### Görev 1
Aşağıdaki Danıştay kararına göre şu soruları yanıtlayın:
(a) Kararın tarihi nedir?
(b) Temyizen incelenmesi istenen karar Danıştay'ın hangi dairesine aittir?
(c) Temyizen incelenmesi istenen kararın esas numarası nedir?
### Görev 2
Aşağıdaki Danıştay kararından "VEKİLLERİ : Av." sözlerinin geçtiği yerden başlayan kısmı çıkarın ve "incelenerek bozulması istenilmektedir." sözlerinden sonra durun.

### Alıntı Metin
![Abaküs Yazılım](/6.png)
Esas No: 2021/127
Karar No: 2022/567
Karar Tarihi: 21.02.2022
Danıştay İdare Dava Daireleri Kurulu 2021/127 Esas 2022/567 Karar Sayılı İlamı
DANIŞTAY İDARİ DAVA DAİRELERİ KURULU 2021/127 E. , 2022/567 K."İçtihat Metni"
T.C.
D A N I Ş T A Y
İDARİ DAVA DAİRELERİ KURULU
Esas No : 2021/127
Karar No : 2022/567
TEMYİZ EDEN (DAVACI) : ...
VEKİLLERİ : Av. ..., Av. ...
KARŞI TARAF (DAVALI) : ...Kurulu
VEKİLİ : Av. ...
İSTEMİN KONUSU : Danıştay Beşinci Dairesinin 01/10/2020 tarih ve E:2017/5840, K:2020/4060 sayılı kararının temyizen incelenerek bozulması istenilmektedir.

### Listelenen Kayıtlar
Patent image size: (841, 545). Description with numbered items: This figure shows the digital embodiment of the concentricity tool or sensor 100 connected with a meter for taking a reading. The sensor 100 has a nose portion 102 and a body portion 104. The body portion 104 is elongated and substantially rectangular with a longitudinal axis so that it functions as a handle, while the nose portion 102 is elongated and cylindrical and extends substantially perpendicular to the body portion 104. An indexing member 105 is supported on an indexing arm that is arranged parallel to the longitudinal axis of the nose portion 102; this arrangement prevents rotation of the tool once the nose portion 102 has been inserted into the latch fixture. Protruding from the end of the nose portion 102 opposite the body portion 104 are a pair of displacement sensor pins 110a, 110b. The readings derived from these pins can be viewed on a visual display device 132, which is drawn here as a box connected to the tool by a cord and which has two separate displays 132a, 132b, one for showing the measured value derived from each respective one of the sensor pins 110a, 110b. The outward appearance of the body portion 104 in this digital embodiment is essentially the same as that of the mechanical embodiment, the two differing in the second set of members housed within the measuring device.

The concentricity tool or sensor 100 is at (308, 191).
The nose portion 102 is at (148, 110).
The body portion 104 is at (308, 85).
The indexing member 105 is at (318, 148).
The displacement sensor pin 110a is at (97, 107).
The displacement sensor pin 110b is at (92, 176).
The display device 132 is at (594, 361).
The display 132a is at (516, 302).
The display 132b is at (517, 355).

### Yazılı Yanıt 1
(a) 21.02.2022
(b) Danıştay Beşinci Dairesi
(c) E:2017/5840

### Yazılı Yanıt 2
VEKİLLERİ : Av. ..., Av. ...
KARŞI TARAF (DAVALI) : ...Kurulu
VEKİLİ : Av. ...
İSTEMİN KONUSU : Danıştay Beşinci Dairesinin 01/10/2020 tarih ve E:2017/5840, K:2020/4060 sayılı kararının temyizen incelenerek bozulması istenilmektedir.